Input for this task.
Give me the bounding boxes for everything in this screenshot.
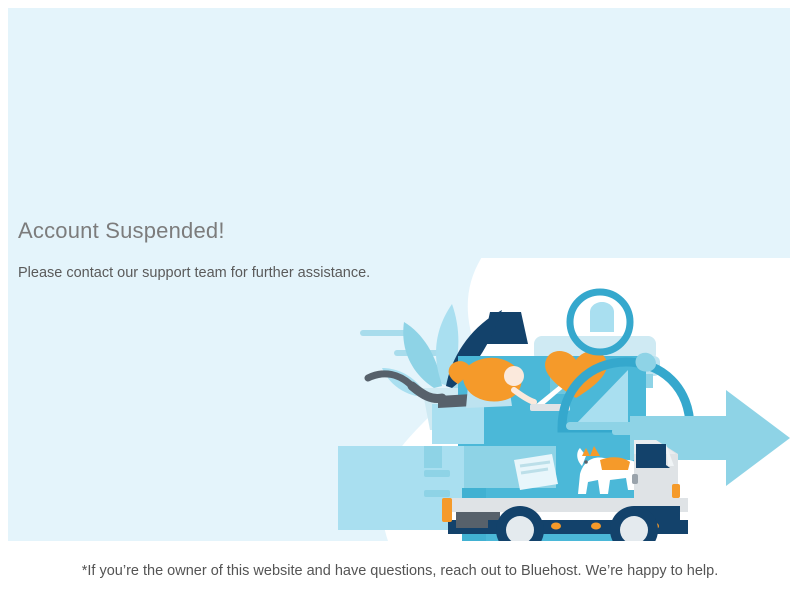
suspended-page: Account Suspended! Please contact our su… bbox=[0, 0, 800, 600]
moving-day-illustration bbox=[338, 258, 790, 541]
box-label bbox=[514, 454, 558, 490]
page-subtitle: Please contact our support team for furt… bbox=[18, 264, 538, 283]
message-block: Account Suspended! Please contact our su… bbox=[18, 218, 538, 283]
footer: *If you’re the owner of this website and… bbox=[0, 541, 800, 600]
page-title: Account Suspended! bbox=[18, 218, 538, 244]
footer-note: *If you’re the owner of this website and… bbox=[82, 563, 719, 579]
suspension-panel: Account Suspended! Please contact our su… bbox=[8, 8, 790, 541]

...

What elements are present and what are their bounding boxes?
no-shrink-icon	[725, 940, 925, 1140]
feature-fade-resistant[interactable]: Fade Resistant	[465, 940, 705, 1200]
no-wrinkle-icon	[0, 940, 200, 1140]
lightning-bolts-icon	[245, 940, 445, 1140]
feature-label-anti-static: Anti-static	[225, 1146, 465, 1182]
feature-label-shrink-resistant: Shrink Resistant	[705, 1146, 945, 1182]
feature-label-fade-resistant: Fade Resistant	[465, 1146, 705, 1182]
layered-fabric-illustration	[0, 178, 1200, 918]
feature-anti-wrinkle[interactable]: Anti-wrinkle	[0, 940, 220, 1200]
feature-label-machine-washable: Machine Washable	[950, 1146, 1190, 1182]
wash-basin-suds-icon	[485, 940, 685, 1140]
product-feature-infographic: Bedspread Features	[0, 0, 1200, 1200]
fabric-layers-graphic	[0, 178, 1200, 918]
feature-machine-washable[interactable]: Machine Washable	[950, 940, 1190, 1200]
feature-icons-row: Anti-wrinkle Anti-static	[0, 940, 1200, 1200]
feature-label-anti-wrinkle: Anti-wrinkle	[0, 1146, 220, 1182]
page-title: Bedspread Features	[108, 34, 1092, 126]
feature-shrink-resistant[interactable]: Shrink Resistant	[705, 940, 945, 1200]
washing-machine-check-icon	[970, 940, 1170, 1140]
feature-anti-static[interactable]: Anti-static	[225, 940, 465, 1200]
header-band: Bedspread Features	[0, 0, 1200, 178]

Your goal. Rewrite the records starting with the line containing "What elements are" and going on through the line containing "34, 1092, 126]", changing "Bedspread" to "Quilt" and leaving everything else unchanged.

Task response.
What elements are present and what are their bounding boxes?
no-shrink-icon	[725, 940, 925, 1140]
feature-fade-resistant[interactable]: Fade Resistant	[465, 940, 705, 1200]
no-wrinkle-icon	[0, 940, 200, 1140]
lightning-bolts-icon	[245, 940, 445, 1140]
feature-label-anti-static: Anti-static	[225, 1146, 465, 1182]
feature-label-shrink-resistant: Shrink Resistant	[705, 1146, 945, 1182]
feature-label-fade-resistant: Fade Resistant	[465, 1146, 705, 1182]
layered-fabric-illustration	[0, 178, 1200, 918]
feature-anti-wrinkle[interactable]: Anti-wrinkle	[0, 940, 220, 1200]
feature-label-machine-washable: Machine Washable	[950, 1146, 1190, 1182]
wash-basin-suds-icon	[485, 940, 685, 1140]
product-feature-infographic: Quilt Features	[0, 0, 1200, 1200]
fabric-layers-graphic	[0, 178, 1200, 918]
feature-machine-washable[interactable]: Machine Washable	[950, 940, 1190, 1200]
feature-icons-row: Anti-wrinkle Anti-static	[0, 940, 1200, 1200]
feature-label-anti-wrinkle: Anti-wrinkle	[0, 1146, 220, 1182]
page-title: Quilt Features	[108, 34, 1092, 126]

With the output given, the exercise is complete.